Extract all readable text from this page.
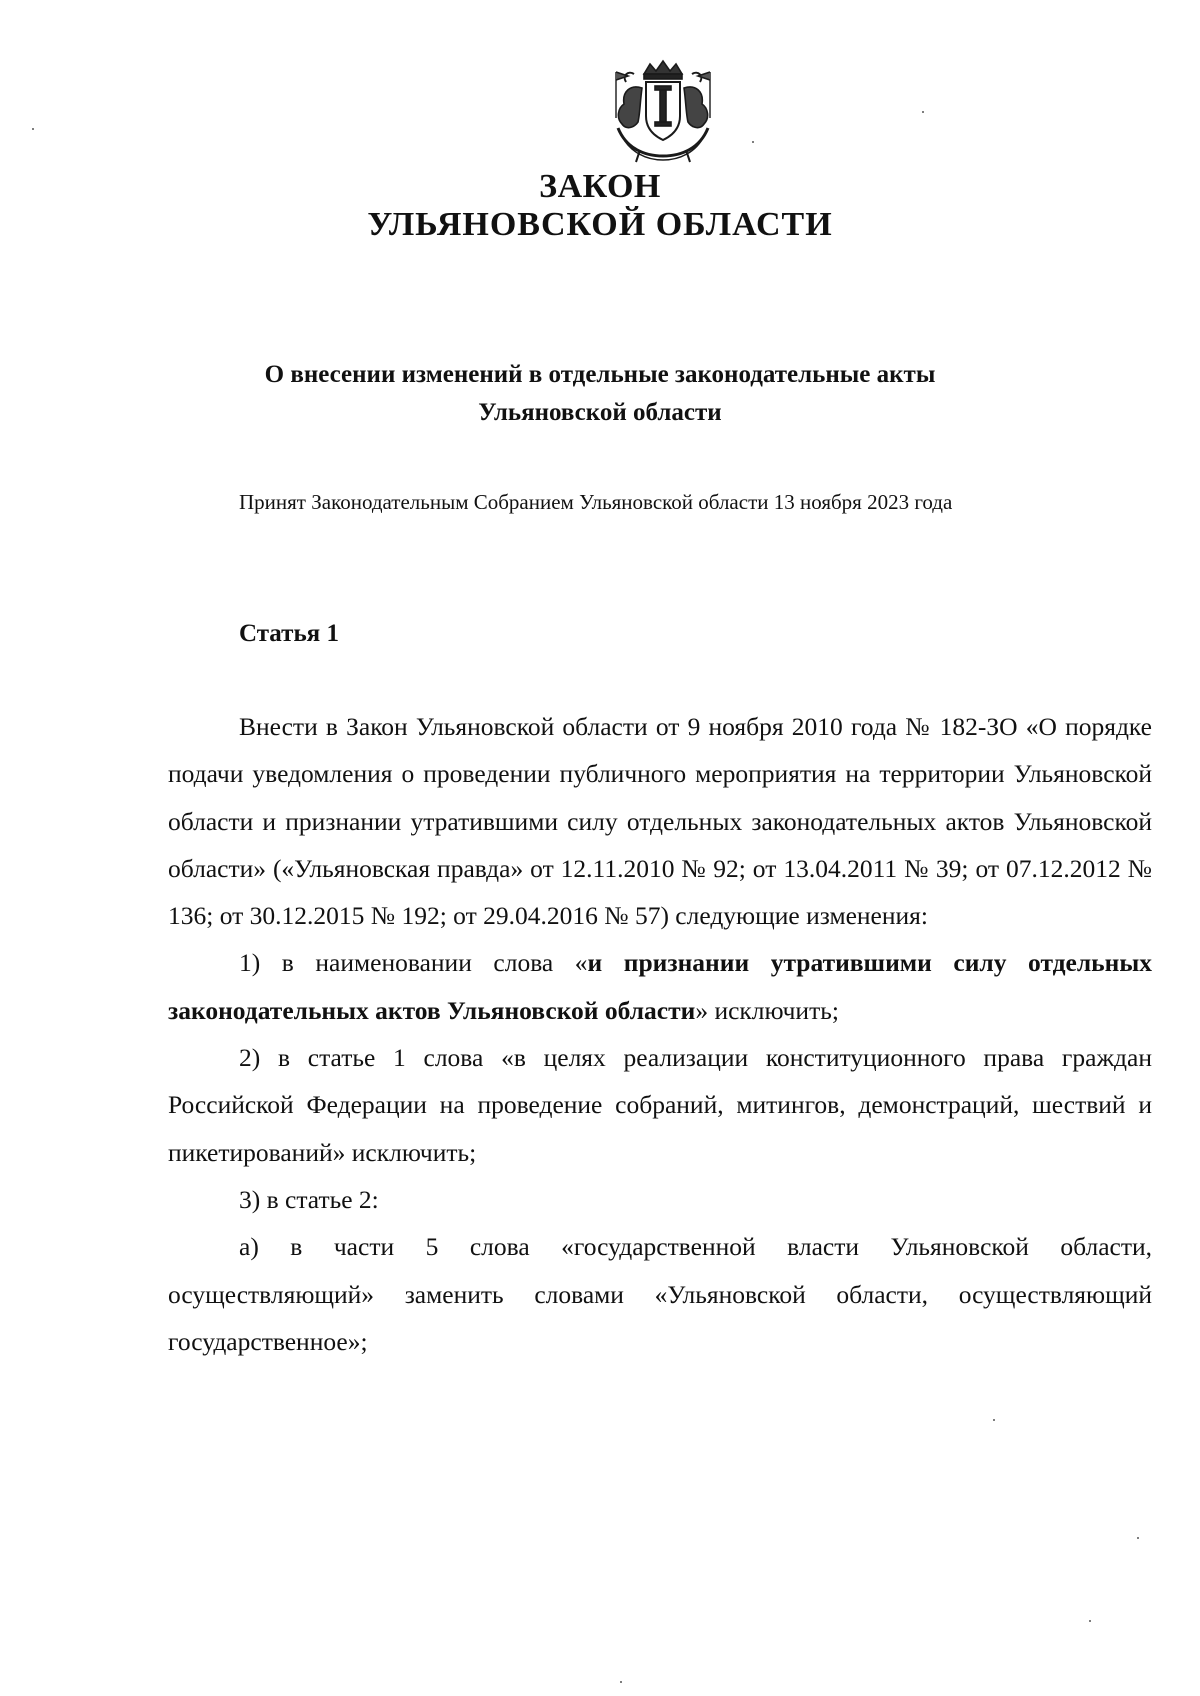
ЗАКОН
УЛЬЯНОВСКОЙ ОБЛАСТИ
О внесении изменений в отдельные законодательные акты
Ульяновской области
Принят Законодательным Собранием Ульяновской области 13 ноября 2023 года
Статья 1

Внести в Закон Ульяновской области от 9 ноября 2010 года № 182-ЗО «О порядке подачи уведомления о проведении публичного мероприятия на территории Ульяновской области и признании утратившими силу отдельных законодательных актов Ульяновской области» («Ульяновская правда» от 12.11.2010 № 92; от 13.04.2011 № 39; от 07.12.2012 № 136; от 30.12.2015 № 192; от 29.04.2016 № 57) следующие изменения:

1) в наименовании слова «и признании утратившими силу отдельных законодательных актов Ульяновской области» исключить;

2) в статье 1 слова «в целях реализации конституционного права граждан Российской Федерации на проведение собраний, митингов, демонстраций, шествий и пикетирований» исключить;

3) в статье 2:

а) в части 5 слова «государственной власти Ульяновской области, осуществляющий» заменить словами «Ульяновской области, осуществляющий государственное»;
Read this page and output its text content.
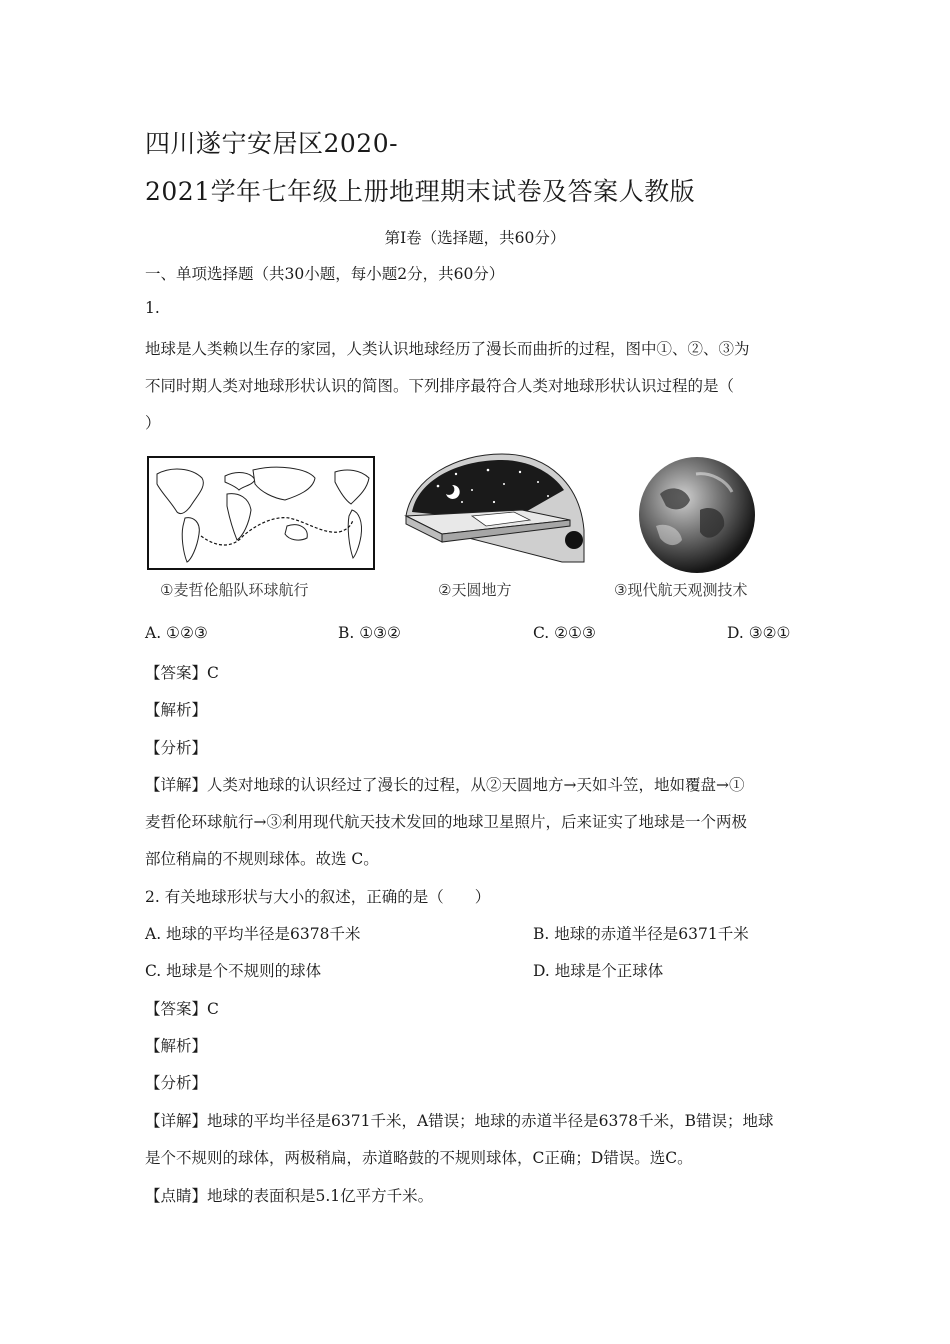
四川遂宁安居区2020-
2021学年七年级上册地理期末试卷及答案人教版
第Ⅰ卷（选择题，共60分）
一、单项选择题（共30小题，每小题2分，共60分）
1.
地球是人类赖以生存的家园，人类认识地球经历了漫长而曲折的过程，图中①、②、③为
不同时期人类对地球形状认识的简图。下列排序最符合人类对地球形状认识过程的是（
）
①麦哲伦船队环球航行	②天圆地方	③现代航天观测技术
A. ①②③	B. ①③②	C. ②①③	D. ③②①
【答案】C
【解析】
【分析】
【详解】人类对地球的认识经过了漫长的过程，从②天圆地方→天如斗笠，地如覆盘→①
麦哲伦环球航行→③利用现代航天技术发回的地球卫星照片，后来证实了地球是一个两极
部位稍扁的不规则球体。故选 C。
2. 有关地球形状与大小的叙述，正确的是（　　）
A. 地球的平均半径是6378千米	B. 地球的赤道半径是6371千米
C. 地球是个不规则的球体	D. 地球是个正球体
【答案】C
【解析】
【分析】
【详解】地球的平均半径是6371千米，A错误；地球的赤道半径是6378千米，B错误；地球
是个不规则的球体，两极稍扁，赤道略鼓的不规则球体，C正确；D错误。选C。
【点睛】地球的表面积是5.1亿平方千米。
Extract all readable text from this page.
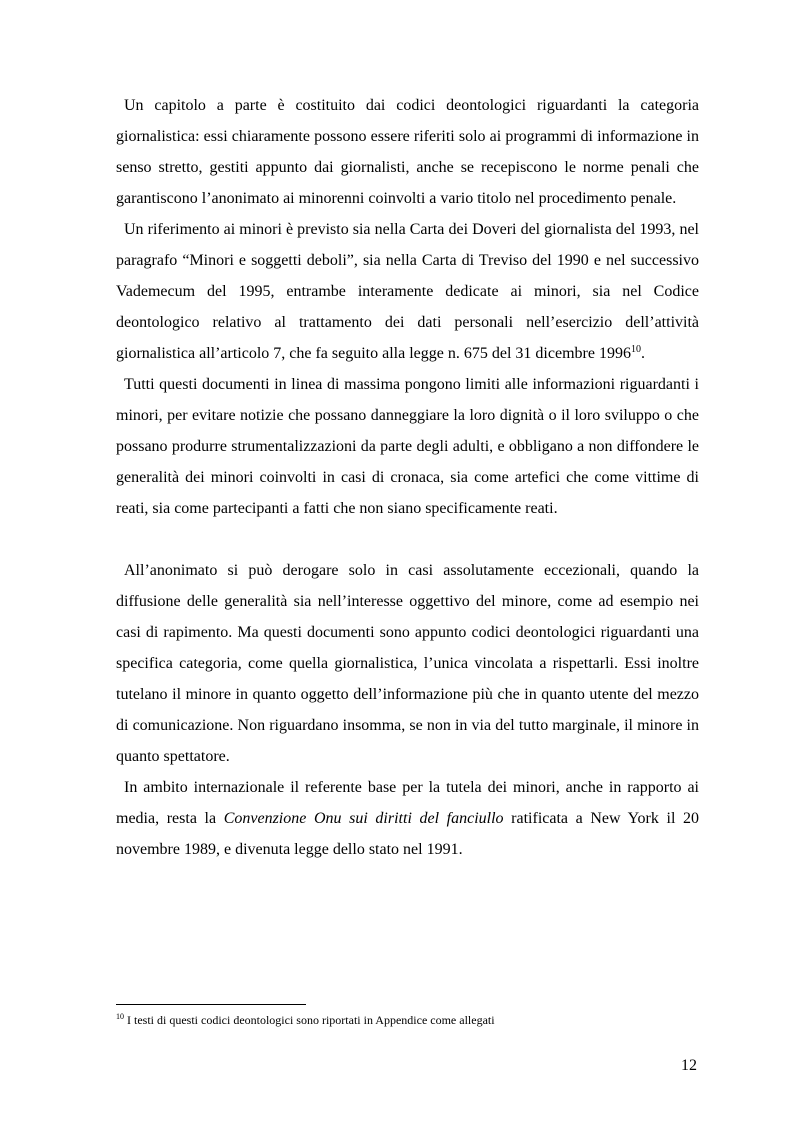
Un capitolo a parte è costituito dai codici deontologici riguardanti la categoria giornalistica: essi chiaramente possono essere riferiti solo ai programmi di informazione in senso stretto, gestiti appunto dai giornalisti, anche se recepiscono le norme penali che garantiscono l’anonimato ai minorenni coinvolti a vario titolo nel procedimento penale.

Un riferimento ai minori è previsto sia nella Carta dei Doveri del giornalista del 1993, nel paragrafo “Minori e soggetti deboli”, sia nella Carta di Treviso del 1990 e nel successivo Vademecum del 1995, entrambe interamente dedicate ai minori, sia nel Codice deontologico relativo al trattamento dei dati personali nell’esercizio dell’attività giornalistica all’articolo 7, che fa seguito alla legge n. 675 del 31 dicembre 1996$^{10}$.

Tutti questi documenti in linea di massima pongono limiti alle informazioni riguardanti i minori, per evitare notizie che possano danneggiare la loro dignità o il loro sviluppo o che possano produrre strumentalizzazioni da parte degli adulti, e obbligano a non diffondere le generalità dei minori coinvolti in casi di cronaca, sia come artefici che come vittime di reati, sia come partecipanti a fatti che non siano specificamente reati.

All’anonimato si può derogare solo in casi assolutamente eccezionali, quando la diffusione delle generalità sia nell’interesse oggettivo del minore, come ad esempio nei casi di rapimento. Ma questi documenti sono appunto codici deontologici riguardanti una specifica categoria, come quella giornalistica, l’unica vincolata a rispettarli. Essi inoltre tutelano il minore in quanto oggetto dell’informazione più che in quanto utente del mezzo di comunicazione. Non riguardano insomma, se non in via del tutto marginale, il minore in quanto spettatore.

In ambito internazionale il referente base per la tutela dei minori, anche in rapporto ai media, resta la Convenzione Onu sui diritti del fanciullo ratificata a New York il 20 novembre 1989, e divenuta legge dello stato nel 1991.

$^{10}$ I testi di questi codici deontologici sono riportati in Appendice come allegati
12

•••

**Exercise requirements**
Each entry must be retyped word for word, with every image omitted.

**Solution to the exercise**
Extract all readable text from this page.
ЗАКОН
УЛЬЯНОВСКОЙ ОБЛАСТИ
О внесении изменений в отдельные законодательные акты
Ульяновской области
Принят Законодательным Собранием Ульяновской области 13 ноября 2023 года
Статья 1

Внести в Закон Ульяновской области от 9 ноября 2010 года № 182-ЗО «О порядке подачи уведомления о проведении публичного мероприятия на территории Ульяновской области и признании утратившими силу отдельных законодательных актов Ульяновской области» («Ульяновская правда» от 12.11.2010 № 92; от 13.04.2011 № 39; от 07.12.2012 № 136; от 30.12.2015 № 192; от 29.04.2016 № 57) следующие изменения:

1) в наименовании слова «и признании утратившими силу отдельных законодательных актов Ульяновской области» исключить;

2) в статье 1 слова «в целях реализации конституционного права граждан Российской Федерации на проведение собраний, митингов, демонстраций, шествий и пикетирований» исключить;

3) в статье 2:

а) в части 5 слова «государственной власти Ульяновской области, осуществляющий» заменить словами «Ульяновской области, осуществляющий государственное»;
Read this page and output its text content.
四川遂宁安居区2020-
2021学年七年级上册地理期末试卷及答案人教版
第Ⅰ卷（选择题，共60分）
一、单项选择题（共30小题，每小题2分，共60分）
1.
地球是人类赖以生存的家园，人类认识地球经历了漫长而曲折的过程，图中①、②、③为
不同时期人类对地球形状认识的简图。下列排序最符合人类对地球形状认识过程的是（
）
①麦哲伦船队环球航行	②天圆地方	③现代航天观测技术
A. ①②③	B. ①③②	C. ②①③	D. ③②①
【答案】C
【解析】
【分析】
【详解】人类对地球的认识经过了漫长的过程，从②天圆地方→天如斗笠，地如覆盘→①
麦哲伦环球航行→③利用现代航天技术发回的地球卫星照片，后来证实了地球是一个两极
部位稍扁的不规则球体。故选 C。
2. 有关地球形状与大小的叙述，正确的是（　　）
A. 地球的平均半径是6378千米	B. 地球的赤道半径是6371千米
C. 地球是个不规则的球体	D. 地球是个正球体
【答案】C
【解析】
【分析】
【详解】地球的平均半径是6371千米，A错误；地球的赤道半径是6378千米，B错误；地球
是个不规则的球体，两极稍扁，赤道略鼓的不规则球体，C正确；D错误。选C。
【点睛】地球的表面积是5.1亿平方千米。
Extract all readable text from this page.
Un capitolo a parte è costituito dai codici deontologici riguardanti la categoria giornalistica: essi chiaramente possono essere riferiti solo ai programmi di informazione in senso stretto, gestiti appunto dai giornalisti, anche se recepiscono le norme penali che garantiscono l’anonimato ai minorenni coinvolti a vario titolo nel procedimento penale.

Un riferimento ai minori è previsto sia nella Carta dei Doveri del giornalista del 1993, nel paragrafo “Minori e soggetti deboli”, sia nella Carta di Treviso del 1990 e nel successivo Vademecum del 1995, entrambe interamente dedicate ai minori, sia nel Codice deontologico relativo al trattamento dei dati personali nell’esercizio dell’attività giornalistica all’articolo 7, che fa seguito alla legge n. 675 del 31 dicembre 1996$^{10}$.

Tutti questi documenti in linea di massima pongono limiti alle informazioni riguardanti i minori, per evitare notizie che possano danneggiare la loro dignità o il loro sviluppo o che possano produrre strumentalizzazioni da parte degli adulti, e obbligano a non diffondere le generalità dei minori coinvolti in casi di cronaca, sia come artefici che come vittime di reati, sia come partecipanti a fatti che non siano specificamente reati.

All’anonimato si può derogare solo in casi assolutamente eccezionali, quando la diffusione delle generalità sia nell’interesse oggettivo del minore, come ad esempio nei casi di rapimento. Ma questi documenti sono appunto codici deontologici riguardanti una specifica categoria, come quella giornalistica, l’unica vincolata a rispettarli. Essi inoltre tutelano il minore in quanto oggetto dell’informazione più che in quanto utente del mezzo di comunicazione. Non riguardano insomma, se non in via del tutto marginale, il minore in quanto spettatore.

In ambito internazionale il referente base per la tutela dei minori, anche in rapporto ai media, resta la Convenzione Onu sui diritti del fanciullo ratificata a New York il 20 novembre 1989, e divenuta legge dello stato nel 1991.

$^{10}$ I testi di questi codici deontologici sono riportati in Appendice come allegati
12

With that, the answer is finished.